'''
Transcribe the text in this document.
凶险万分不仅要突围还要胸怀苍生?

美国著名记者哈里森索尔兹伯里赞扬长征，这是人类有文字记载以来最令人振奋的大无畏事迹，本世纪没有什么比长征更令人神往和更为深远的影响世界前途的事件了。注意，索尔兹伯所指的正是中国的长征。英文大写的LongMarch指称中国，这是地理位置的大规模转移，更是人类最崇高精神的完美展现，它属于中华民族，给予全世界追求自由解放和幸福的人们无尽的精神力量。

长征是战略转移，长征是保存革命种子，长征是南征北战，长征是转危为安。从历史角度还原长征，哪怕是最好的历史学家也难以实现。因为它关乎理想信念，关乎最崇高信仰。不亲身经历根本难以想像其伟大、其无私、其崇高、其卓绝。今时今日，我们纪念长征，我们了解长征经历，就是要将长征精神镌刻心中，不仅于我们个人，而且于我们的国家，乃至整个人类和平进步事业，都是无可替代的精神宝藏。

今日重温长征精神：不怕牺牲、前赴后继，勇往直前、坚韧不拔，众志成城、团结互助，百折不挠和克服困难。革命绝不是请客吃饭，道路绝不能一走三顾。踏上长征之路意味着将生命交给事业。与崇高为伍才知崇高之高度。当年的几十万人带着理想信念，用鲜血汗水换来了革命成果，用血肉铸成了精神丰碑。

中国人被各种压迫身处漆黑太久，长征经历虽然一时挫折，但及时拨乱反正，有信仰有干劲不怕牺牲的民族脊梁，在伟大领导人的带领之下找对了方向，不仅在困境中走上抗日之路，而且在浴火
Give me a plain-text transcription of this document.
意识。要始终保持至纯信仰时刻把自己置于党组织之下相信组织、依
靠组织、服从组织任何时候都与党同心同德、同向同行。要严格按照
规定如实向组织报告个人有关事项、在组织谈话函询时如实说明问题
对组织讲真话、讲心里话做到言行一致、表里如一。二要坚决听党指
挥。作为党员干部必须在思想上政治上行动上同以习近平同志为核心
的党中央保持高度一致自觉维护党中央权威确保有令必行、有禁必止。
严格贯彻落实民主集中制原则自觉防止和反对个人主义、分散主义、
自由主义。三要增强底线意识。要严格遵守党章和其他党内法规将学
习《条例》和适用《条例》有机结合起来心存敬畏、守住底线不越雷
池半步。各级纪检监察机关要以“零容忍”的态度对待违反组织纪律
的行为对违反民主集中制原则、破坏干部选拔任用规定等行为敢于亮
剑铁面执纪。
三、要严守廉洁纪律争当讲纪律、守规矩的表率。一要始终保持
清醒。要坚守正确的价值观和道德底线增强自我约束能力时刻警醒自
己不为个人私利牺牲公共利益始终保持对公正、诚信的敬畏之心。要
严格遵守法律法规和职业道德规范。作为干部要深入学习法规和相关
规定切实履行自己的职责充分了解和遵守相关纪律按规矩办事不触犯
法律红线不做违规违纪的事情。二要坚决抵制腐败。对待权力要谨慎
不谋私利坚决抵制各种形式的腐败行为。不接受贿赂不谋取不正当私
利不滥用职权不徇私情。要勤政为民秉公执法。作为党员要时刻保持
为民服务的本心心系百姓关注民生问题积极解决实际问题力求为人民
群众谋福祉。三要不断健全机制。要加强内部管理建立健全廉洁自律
'''
PROBLEM REQUIREMENTS:
Provide an exact reproduction of all the entries shown above.

ANSWER BELOW:
Transcribe the text in this document.
凶险万分不仅要突围还要胸怀苍生?

美国著名记者哈里森索尔兹伯里赞扬长征，这是人类有文字记载以来最令人振奋的大无畏事迹，本世纪没有什么比长征更令人神往和更为深远的影响世界前途的事件了。注意，索尔兹伯所指的正是中国的长征。英文大写的LongMarch指称中国，这是地理位置的大规模转移，更是人类最崇高精神的完美展现，它属于中华民族，给予全世界追求自由解放和幸福的人们无尽的精神力量。

长征是战略转移，长征是保存革命种子，长征是南征北战，长征是转危为安。从历史角度还原长征，哪怕是最好的历史学家也难以实现。因为它关乎理想信念，关乎最崇高信仰。不亲身经历根本难以想像其伟大、其无私、其崇高、其卓绝。今时今日，我们纪念长征，我们了解长征经历，就是要将长征精神镌刻心中，不仅于我们个人，而且于我们的国家，乃至整个人类和平进步事业，都是无可替代的精神宝藏。

今日重温长征精神：不怕牺牲、前赴后继，勇往直前、坚韧不拔，众志成城、团结互助，百折不挠和克服困难。革命绝不是请客吃饭，道路绝不能一走三顾。踏上长征之路意味着将生命交给事业。与崇高为伍才知崇高之高度。当年的几十万人带着理想信念，用鲜血汗水换来了革命成果，用血肉铸成了精神丰碑。

中国人被各种压迫身处漆黑太久，长征经历虽然一时挫折，但及时拨乱反正，有信仰有干劲不怕牺牲的民族脊梁，在伟大领导人的带领之下找对了方向，不仅在困境中走上抗日之路，而且在浴火
Give me a plain-text transcription of this document.
意识。要始终保持至纯信仰时刻把自己置于党组织之下相信组织、依
靠组织、服从组织任何时候都与党同心同德、同向同行。要严格按照
规定如实向组织报告个人有关事项、在组织谈话函询时如实说明问题
对组织讲真话、讲心里话做到言行一致、表里如一。二要坚决听党指
挥。作为党员干部必须在思想上政治上行动上同以习近平同志为核心
的党中央保持高度一致自觉维护党中央权威确保有令必行、有禁必止。
严格贯彻落实民主集中制原则自觉防止和反对个人主义、分散主义、
自由主义。三要增强底线意识。要严格遵守党章和其他党内法规将学
习《条例》和适用《条例》有机结合起来心存敬畏、守住底线不越雷
池半步。各级纪检监察机关要以“零容忍”的态度对待违反组织纪律
的行为对违反民主集中制原则、破坏干部选拔任用规定等行为敢于亮
剑铁面执纪。
三、要严守廉洁纪律争当讲纪律、守规矩的表率。一要始终保持
清醒。要坚守正确的价值观和道德底线增强自我约束能力时刻警醒自
己不为个人私利牺牲公共利益始终保持对公正、诚信的敬畏之心。要
严格遵守法律法规和职业道德规范。作为干部要深入学习法规和相关
规定切实履行自己的职责充分了解和遵守相关纪律按规矩办事不触犯
法律红线不做违规违纪的事情。二要坚决抵制腐败。对待权力要谨慎
不谋私利坚决抵制各种形式的腐败行为。不接受贿赂不谋取不正当私
利不滥用职权不徇私情。要勤政为民秉公执法。作为党员要时刻保持
为民服务的本心心系百姓关注民生问题积极解决实际问题力求为人民
群众谋福祉。三要不断健全机制。要加强内部管理建立健全廉洁自律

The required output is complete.